• EXERCISE REQUIREMENTS: Find and copy lines holding "JSON".

(Dataset listings of figures)
________
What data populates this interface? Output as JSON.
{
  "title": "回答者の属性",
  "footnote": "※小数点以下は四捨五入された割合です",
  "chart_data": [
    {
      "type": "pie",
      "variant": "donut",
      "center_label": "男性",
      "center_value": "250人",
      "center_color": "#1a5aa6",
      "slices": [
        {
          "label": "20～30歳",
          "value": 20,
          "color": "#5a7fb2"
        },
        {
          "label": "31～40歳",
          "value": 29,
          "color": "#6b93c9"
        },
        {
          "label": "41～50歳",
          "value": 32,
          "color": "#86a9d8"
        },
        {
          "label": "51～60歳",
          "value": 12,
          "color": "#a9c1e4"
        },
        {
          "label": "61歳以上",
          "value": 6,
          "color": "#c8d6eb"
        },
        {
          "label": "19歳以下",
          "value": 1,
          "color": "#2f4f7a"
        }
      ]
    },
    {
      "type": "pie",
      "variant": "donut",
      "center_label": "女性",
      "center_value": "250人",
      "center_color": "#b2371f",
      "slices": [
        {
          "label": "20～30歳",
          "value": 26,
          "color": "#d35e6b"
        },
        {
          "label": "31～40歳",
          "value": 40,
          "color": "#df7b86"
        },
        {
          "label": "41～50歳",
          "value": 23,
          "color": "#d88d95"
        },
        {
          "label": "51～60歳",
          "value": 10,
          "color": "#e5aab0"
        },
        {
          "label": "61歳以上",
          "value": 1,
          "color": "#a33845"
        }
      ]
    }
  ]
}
________
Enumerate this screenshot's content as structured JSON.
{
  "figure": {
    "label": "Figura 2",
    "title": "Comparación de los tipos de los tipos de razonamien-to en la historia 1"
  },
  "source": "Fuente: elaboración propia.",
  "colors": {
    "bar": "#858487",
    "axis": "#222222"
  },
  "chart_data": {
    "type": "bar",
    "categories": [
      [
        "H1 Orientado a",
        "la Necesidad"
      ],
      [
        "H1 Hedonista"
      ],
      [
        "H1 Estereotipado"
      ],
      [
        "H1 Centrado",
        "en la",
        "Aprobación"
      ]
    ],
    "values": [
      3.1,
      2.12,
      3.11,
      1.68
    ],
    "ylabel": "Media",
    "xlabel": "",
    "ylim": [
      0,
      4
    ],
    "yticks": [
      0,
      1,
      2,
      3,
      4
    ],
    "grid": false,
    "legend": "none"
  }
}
________
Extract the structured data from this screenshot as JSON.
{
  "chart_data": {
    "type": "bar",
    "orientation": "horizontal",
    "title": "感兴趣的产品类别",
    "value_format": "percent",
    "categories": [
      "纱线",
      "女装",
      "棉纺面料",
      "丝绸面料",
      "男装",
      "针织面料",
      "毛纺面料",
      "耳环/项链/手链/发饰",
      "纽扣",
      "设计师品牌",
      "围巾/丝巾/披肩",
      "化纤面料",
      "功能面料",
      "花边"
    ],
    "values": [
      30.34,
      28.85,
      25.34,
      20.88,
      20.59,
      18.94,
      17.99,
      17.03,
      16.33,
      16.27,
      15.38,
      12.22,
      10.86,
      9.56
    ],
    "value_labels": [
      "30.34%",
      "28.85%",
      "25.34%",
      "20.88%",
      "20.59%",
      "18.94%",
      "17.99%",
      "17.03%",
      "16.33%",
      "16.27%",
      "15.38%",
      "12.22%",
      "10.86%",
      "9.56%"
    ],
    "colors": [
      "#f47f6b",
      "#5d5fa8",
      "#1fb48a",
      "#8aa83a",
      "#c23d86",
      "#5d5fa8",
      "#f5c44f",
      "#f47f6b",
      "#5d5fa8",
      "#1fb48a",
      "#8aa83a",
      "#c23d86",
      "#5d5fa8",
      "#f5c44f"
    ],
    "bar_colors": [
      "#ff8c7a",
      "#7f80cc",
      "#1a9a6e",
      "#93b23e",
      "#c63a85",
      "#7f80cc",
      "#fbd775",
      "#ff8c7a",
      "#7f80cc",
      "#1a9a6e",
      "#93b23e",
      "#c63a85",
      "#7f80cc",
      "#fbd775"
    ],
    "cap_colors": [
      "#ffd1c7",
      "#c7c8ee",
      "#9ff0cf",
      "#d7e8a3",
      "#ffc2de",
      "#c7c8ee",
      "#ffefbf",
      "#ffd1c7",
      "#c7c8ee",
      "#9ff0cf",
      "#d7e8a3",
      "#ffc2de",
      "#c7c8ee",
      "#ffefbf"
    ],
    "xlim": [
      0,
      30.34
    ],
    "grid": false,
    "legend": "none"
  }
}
________
• RESPONSE TO THE TASK:
What data populates this interface? Output as JSON.
Enumerate this screenshot's content as structured JSON.
Extract the structured data from this screenshot as JSON.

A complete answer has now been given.